Part of a data file
+++

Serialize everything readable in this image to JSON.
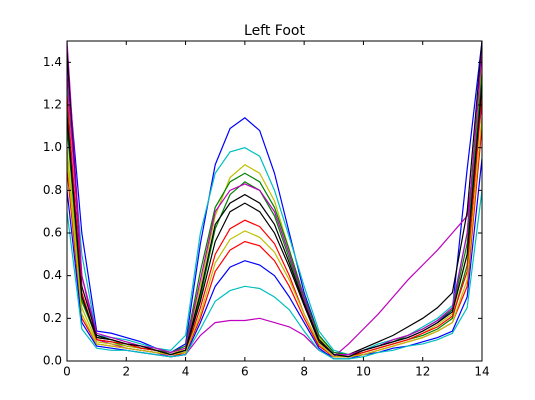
{
  "chart_data": {
    "type": "line",
    "title": "Left Foot",
    "x": [
      0,
      0.5,
      1,
      1.5,
      2,
      2.5,
      3,
      3.5,
      4,
      4.5,
      5,
      5.5,
      6,
      6.5,
      7,
      7.5,
      8,
      8.5,
      9,
      9.5,
      10,
      10.5,
      11,
      11.5,
      12,
      12.5,
      13,
      13.5,
      14
    ],
    "xlim": [
      0,
      14
    ],
    "xticks": [
      0,
      2,
      4,
      6,
      8,
      10,
      12,
      14
    ],
    "ylim": [
      0,
      1.5
    ],
    "yticks": [
      {
        "value": 0,
        "label": "0.0"
      },
      0.2,
      0.4,
      0.6,
      0.8,
      {
        "value": 1,
        "label": "1.0"
      },
      1.2,
      1.4
    ],
    "grid": false,
    "series": [
      {
        "color": "#0000ff",
        "values": [
          1.4,
          0.6,
          0.14,
          0.13,
          0.11,
          0.09,
          0.06,
          0.04,
          0.08,
          0.55,
          0.92,
          1.09,
          1.14,
          1.08,
          0.88,
          0.6,
          0.32,
          0.12,
          0.04,
          0.03,
          0.05,
          0.07,
          0.09,
          0.11,
          0.14,
          0.18,
          0.24,
          0.9,
          1.5
        ]
      },
      {
        "color": "#008000",
        "values": [
          1.2,
          0.3,
          0.1,
          0.09,
          0.07,
          0.06,
          0.05,
          0.03,
          0.05,
          0.3,
          0.62,
          0.78,
          0.84,
          0.8,
          0.68,
          0.48,
          0.28,
          0.1,
          0.03,
          0.02,
          0.04,
          0.06,
          0.08,
          0.1,
          0.12,
          0.15,
          0.2,
          0.45,
          1.3
        ]
      },
      {
        "color": "#ff0000",
        "values": [
          0.9,
          0.2,
          0.08,
          0.07,
          0.06,
          0.05,
          0.04,
          0.02,
          0.04,
          0.25,
          0.5,
          0.62,
          0.66,
          0.63,
          0.55,
          0.4,
          0.22,
          0.08,
          0.02,
          0.02,
          0.03,
          0.05,
          0.07,
          0.09,
          0.11,
          0.14,
          0.18,
          0.35,
          1.1
        ]
      },
      {
        "color": "#00bfbf",
        "values": [
          1.3,
          0.5,
          0.12,
          0.11,
          0.1,
          0.08,
          0.06,
          0.05,
          0.12,
          0.6,
          0.88,
          0.98,
          1.0,
          0.96,
          0.8,
          0.58,
          0.35,
          0.14,
          0.05,
          0.03,
          0.05,
          0.08,
          0.1,
          0.12,
          0.16,
          0.2,
          0.26,
          0.6,
          1.45
        ]
      },
      {
        "color": "#bf00bf",
        "values": [
          1.5,
          0.4,
          0.1,
          0.08,
          0.06,
          0.05,
          0.04,
          0.02,
          0.03,
          0.12,
          0.18,
          0.19,
          0.19,
          0.2,
          0.18,
          0.16,
          0.12,
          0.05,
          0.02,
          0.08,
          0.15,
          0.22,
          0.3,
          0.38,
          0.45,
          0.52,
          0.6,
          0.68,
          1.2
        ]
      },
      {
        "color": "#bfbf00",
        "values": [
          1.0,
          0.25,
          0.09,
          0.08,
          0.07,
          0.06,
          0.05,
          0.03,
          0.06,
          0.35,
          0.68,
          0.86,
          0.92,
          0.88,
          0.75,
          0.52,
          0.3,
          0.11,
          0.03,
          0.02,
          0.04,
          0.06,
          0.08,
          0.1,
          0.13,
          0.17,
          0.22,
          0.5,
          1.4
        ]
      },
      {
        "color": "#000000",
        "values": [
          1.45,
          0.35,
          0.12,
          0.1,
          0.08,
          0.06,
          0.05,
          0.03,
          0.05,
          0.28,
          0.56,
          0.7,
          0.74,
          0.7,
          0.6,
          0.44,
          0.26,
          0.09,
          0.03,
          0.03,
          0.06,
          0.09,
          0.12,
          0.16,
          0.2,
          0.25,
          0.32,
          0.7,
          1.5
        ]
      },
      {
        "color": "#0000ff",
        "values": [
          0.8,
          0.18,
          0.07,
          0.06,
          0.05,
          0.04,
          0.03,
          0.02,
          0.03,
          0.18,
          0.35,
          0.44,
          0.47,
          0.45,
          0.4,
          0.3,
          0.18,
          0.06,
          0.01,
          0.01,
          0.03,
          0.04,
          0.06,
          0.07,
          0.09,
          0.11,
          0.14,
          0.3,
          0.95
        ]
      },
      {
        "color": "#008000",
        "values": [
          1.1,
          0.28,
          0.11,
          0.1,
          0.08,
          0.07,
          0.05,
          0.04,
          0.07,
          0.42,
          0.72,
          0.84,
          0.88,
          0.84,
          0.72,
          0.52,
          0.3,
          0.12,
          0.04,
          0.03,
          0.05,
          0.07,
          0.09,
          0.12,
          0.15,
          0.19,
          0.24,
          0.55,
          1.35
        ]
      },
      {
        "color": "#ff0000",
        "values": [
          1.25,
          0.32,
          0.1,
          0.09,
          0.08,
          0.06,
          0.05,
          0.03,
          0.04,
          0.2,
          0.42,
          0.52,
          0.56,
          0.54,
          0.47,
          0.35,
          0.2,
          0.07,
          0.02,
          0.02,
          0.04,
          0.06,
          0.08,
          0.1,
          0.13,
          0.16,
          0.21,
          0.42,
          1.25
        ]
      },
      {
        "color": "#00bfbf",
        "values": [
          0.7,
          0.15,
          0.06,
          0.05,
          0.05,
          0.04,
          0.03,
          0.02,
          0.03,
          0.15,
          0.28,
          0.33,
          0.35,
          0.34,
          0.3,
          0.24,
          0.14,
          0.05,
          0.01,
          0.01,
          0.02,
          0.04,
          0.05,
          0.07,
          0.08,
          0.1,
          0.13,
          0.25,
          0.8
        ]
      },
      {
        "color": "#bf00bf",
        "values": [
          1.35,
          0.4,
          0.13,
          0.11,
          0.09,
          0.07,
          0.06,
          0.04,
          0.06,
          0.38,
          0.7,
          0.8,
          0.83,
          0.8,
          0.7,
          0.5,
          0.29,
          0.1,
          0.03,
          0.03,
          0.05,
          0.07,
          0.1,
          0.12,
          0.15,
          0.19,
          0.25,
          0.6,
          1.45
        ]
      },
      {
        "color": "#bfbf00",
        "values": [
          0.95,
          0.22,
          0.08,
          0.07,
          0.06,
          0.05,
          0.04,
          0.03,
          0.04,
          0.22,
          0.46,
          0.57,
          0.61,
          0.58,
          0.51,
          0.38,
          0.22,
          0.08,
          0.02,
          0.02,
          0.03,
          0.05,
          0.07,
          0.09,
          0.11,
          0.14,
          0.18,
          0.38,
          1.15
        ]
      },
      {
        "color": "#000000",
        "values": [
          1.15,
          0.3,
          0.11,
          0.1,
          0.08,
          0.07,
          0.05,
          0.03,
          0.05,
          0.32,
          0.64,
          0.74,
          0.78,
          0.74,
          0.64,
          0.46,
          0.27,
          0.1,
          0.03,
          0.02,
          0.05,
          0.07,
          0.09,
          0.11,
          0.14,
          0.18,
          0.23,
          0.5,
          1.3
        ]
      }
    ]
  }
}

+++

Print every record above exactly as written, leaving out the pictures.

Serialize everything readable in this image to JSON.
{
  "chart_data": {
    "type": "line",
    "title": "Left Foot",
    "x": [
      0,
      0.5,
      1,
      1.5,
      2,
      2.5,
      3,
      3.5,
      4,
      4.5,
      5,
      5.5,
      6,
      6.5,
      7,
      7.5,
      8,
      8.5,
      9,
      9.5,
      10,
      10.5,
      11,
      11.5,
      12,
      12.5,
      13,
      13.5,
      14
    ],
    "xlim": [
      0,
      14
    ],
    "xticks": [
      0,
      2,
      4,
      6,
      8,
      10,
      12,
      14
    ],
    "ylim": [
      0,
      1.5
    ],
    "yticks": [
      {
        "value": 0,
        "label": "0.0"
      },
      0.2,
      0.4,
      0.6,
      0.8,
      {
        "value": 1,
        "label": "1.0"
      },
      1.2,
      1.4
    ],
    "grid": false,
    "series": [
      {
        "color": "#0000ff",
        "values": [
          1.4,
          0.6,
          0.14,
          0.13,
          0.11,
          0.09,
          0.06,
          0.04,
          0.08,
          0.55,
          0.92,
          1.09,
          1.14,
          1.08,
          0.88,
          0.6,
          0.32,
          0.12,
          0.04,
          0.03,
          0.05,
          0.07,
          0.09,
          0.11,
          0.14,
          0.18,
          0.24,
          0.9,
          1.5
        ]
      },
      {
        "color": "#008000",
        "values": [
          1.2,
          0.3,
          0.1,
          0.09,
          0.07,
          0.06,
          0.05,
          0.03,
          0.05,
          0.3,
          0.62,
          0.78,
          0.84,
          0.8,
          0.68,
          0.48,
          0.28,
          0.1,
          0.03,
          0.02,
          0.04,
          0.06,
          0.08,
          0.1,
          0.12,
          0.15,
          0.2,
          0.45,
          1.3
        ]
      },
      {
        "color": "#ff0000",
        "values": [
          0.9,
          0.2,
          0.08,
          0.07,
          0.06,
          0.05,
          0.04,
          0.02,
          0.04,
          0.25,
          0.5,
          0.62,
          0.66,
          0.63,
          0.55,
          0.4,
          0.22,
          0.08,
          0.02,
          0.02,
          0.03,
          0.05,
          0.07,
          0.09,
          0.11,
          0.14,
          0.18,
          0.35,
          1.1
        ]
      },
      {
        "color": "#00bfbf",
        "values": [
          1.3,
          0.5,
          0.12,
          0.11,
          0.1,
          0.08,
          0.06,
          0.05,
          0.12,
          0.6,
          0.88,
          0.98,
          1.0,
          0.96,
          0.8,
          0.58,
          0.35,
          0.14,
          0.05,
          0.03,
          0.05,
          0.08,
          0.1,
          0.12,
          0.16,
          0.2,
          0.26,
          0.6,
          1.45
        ]
      },
      {
        "color": "#bf00bf",
        "values": [
          1.5,
          0.4,
          0.1,
          0.08,
          0.06,
          0.05,
          0.04,
          0.02,
          0.03,
          0.12,
          0.18,
          0.19,
          0.19,
          0.2,
          0.18,
          0.16,
          0.12,
          0.05,
          0.02,
          0.08,
          0.15,
          0.22,
          0.3,
          0.38,
          0.45,
          0.52,
          0.6,
          0.68,
          1.2
        ]
      },
      {
        "color": "#bfbf00",
        "values": [
          1.0,
          0.25,
          0.09,
          0.08,
          0.07,
          0.06,
          0.05,
          0.03,
          0.06,
          0.35,
          0.68,
          0.86,
          0.92,
          0.88,
          0.75,
          0.52,
          0.3,
          0.11,
          0.03,
          0.02,
          0.04,
          0.06,
          0.08,
          0.1,
          0.13,
          0.17,
          0.22,
          0.5,
          1.4
        ]
      },
      {
        "color": "#000000",
        "values": [
          1.45,
          0.35,
          0.12,
          0.1,
          0.08,
          0.06,
          0.05,
          0.03,
          0.05,
          0.28,
          0.56,
          0.7,
          0.74,
          0.7,
          0.6,
          0.44,
          0.26,
          0.09,
          0.03,
          0.03,
          0.06,
          0.09,
          0.12,
          0.16,
          0.2,
          0.25,
          0.32,
          0.7,
          1.5
        ]
      },
      {
        "color": "#0000ff",
        "values": [
          0.8,
          0.18,
          0.07,
          0.06,
          0.05,
          0.04,
          0.03,
          0.02,
          0.03,
          0.18,
          0.35,
          0.44,
          0.47,
          0.45,
          0.4,
          0.3,
          0.18,
          0.06,
          0.01,
          0.01,
          0.03,
          0.04,
          0.06,
          0.07,
          0.09,
          0.11,
          0.14,
          0.3,
          0.95
        ]
      },
      {
        "color": "#008000",
        "values": [
          1.1,
          0.28,
          0.11,
          0.1,
          0.08,
          0.07,
          0.05,
          0.04,
          0.07,
          0.42,
          0.72,
          0.84,
          0.88,
          0.84,
          0.72,
          0.52,
          0.3,
          0.12,
          0.04,
          0.03,
          0.05,
          0.07,
          0.09,
          0.12,
          0.15,
          0.19,
          0.24,
          0.55,
          1.35
        ]
      },
      {
        "color": "#ff0000",
        "values": [
          1.25,
          0.32,
          0.1,
          0.09,
          0.08,
          0.06,
          0.05,
          0.03,
          0.04,
          0.2,
          0.42,
          0.52,
          0.56,
          0.54,
          0.47,
          0.35,
          0.2,
          0.07,
          0.02,
          0.02,
          0.04,
          0.06,
          0.08,
          0.1,
          0.13,
          0.16,
          0.21,
          0.42,
          1.25
        ]
      },
      {
        "color": "#00bfbf",
        "values": [
          0.7,
          0.15,
          0.06,
          0.05,
          0.05,
          0.04,
          0.03,
          0.02,
          0.03,
          0.15,
          0.28,
          0.33,
          0.35,
          0.34,
          0.3,
          0.24,
          0.14,
          0.05,
          0.01,
          0.01,
          0.02,
          0.04,
          0.05,
          0.07,
          0.08,
          0.1,
          0.13,
          0.25,
          0.8
        ]
      },
      {
        "color": "#bf00bf",
        "values": [
          1.35,
          0.4,
          0.13,
          0.11,
          0.09,
          0.07,
          0.06,
          0.04,
          0.06,
          0.38,
          0.7,
          0.8,
          0.83,
          0.8,
          0.7,
          0.5,
          0.29,
          0.1,
          0.03,
          0.03,
          0.05,
          0.07,
          0.1,
          0.12,
          0.15,
          0.19,
          0.25,
          0.6,
          1.45
        ]
      },
      {
        "color": "#bfbf00",
        "values": [
          0.95,
          0.22,
          0.08,
          0.07,
          0.06,
          0.05,
          0.04,
          0.03,
          0.04,
          0.22,
          0.46,
          0.57,
          0.61,
          0.58,
          0.51,
          0.38,
          0.22,
          0.08,
          0.02,
          0.02,
          0.03,
          0.05,
          0.07,
          0.09,
          0.11,
          0.14,
          0.18,
          0.38,
          1.15
        ]
      },
      {
        "color": "#000000",
        "values": [
          1.15,
          0.3,
          0.11,
          0.1,
          0.08,
          0.07,
          0.05,
          0.03,
          0.05,
          0.32,
          0.64,
          0.74,
          0.78,
          0.74,
          0.64,
          0.46,
          0.27,
          0.1,
          0.03,
          0.02,
          0.05,
          0.07,
          0.09,
          0.11,
          0.14,
          0.18,
          0.23,
          0.5,
          1.3
        ]
      }
    ]
  }
}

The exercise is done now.